> **Set exercise**: Extract the full listing verbatim and drop any pictures from your copy.

> **Input material**:

------------

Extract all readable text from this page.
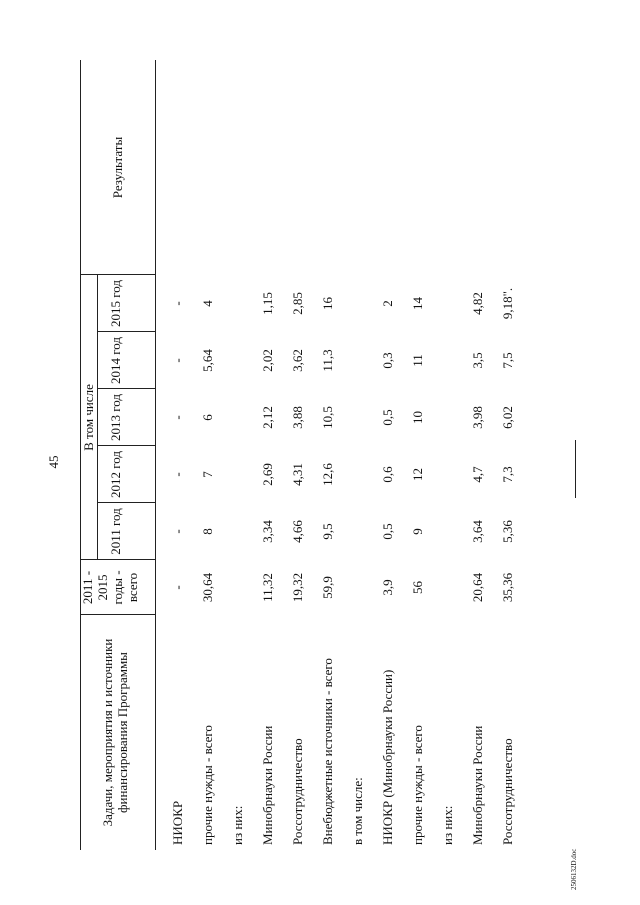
45
2506132D.doc
Задачи, мероприятия и источники финансирования Программы
2011 - 2015 годы - всего
В том числе
2011 год
2012 год
2013 год
2014 год
2015 год
Результаты
НИОКР
-
-
-
-
-
-
прочие нужды - всего
30,64
8
7
6
5,64
4
из них: Минобрнауки России
11,32
3,34
2,69
2,12
2,02
1,15
Россотрудничество
19,32
4,66
4,31
3,88
3,62
2,85
Внебюджетные источники - всего
59,9
9,5
12,6
10,5
11,3
16
в том числе: НИОКР (Минобрнауки России)
3,9
0,5
0,6
0,5
0,3
2
прочие нужды - всего
56
9
12
10
11
14
из них: Минобрнауки России
20,64
3,64
4,7
3,98
3,5
4,82
Россотрудничество
35,36
5,36
7,3
6,02
7,5
9,18".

------------

> **Solution for this problem**:
Extract all readable text from this page.
45
2506132D.doc
Задачи, мероприятия и источники финансирования Программы
2011 - 2015 годы - всего
В том числе
2011 год
2012 год
2013 год
2014 год
2015 год
Результаты
НИОКР
-
-
-
-
-
-
прочие нужды - всего
30,64
8
7
6
5,64
4
из них: Минобрнауки России
11,32
3,34
2,69
2,12
2,02
1,15
Россотрудничество
19,32
4,66
4,31
3,88
3,62
2,85
Внебюджетные источники - всего
59,9
9,5
12,6
10,5
11,3
16
в том числе: НИОКР (Минобрнауки России)
3,9
0,5
0,6
0,5
0,3
2
прочие нужды - всего
56
9
12
10
11
14
из них: Минобрнауки России
20,64
3,64
4,7
3,98
3,5
4,82
Россотрудничество
35,36
5,36
7,3
6,02
7,5
9,18".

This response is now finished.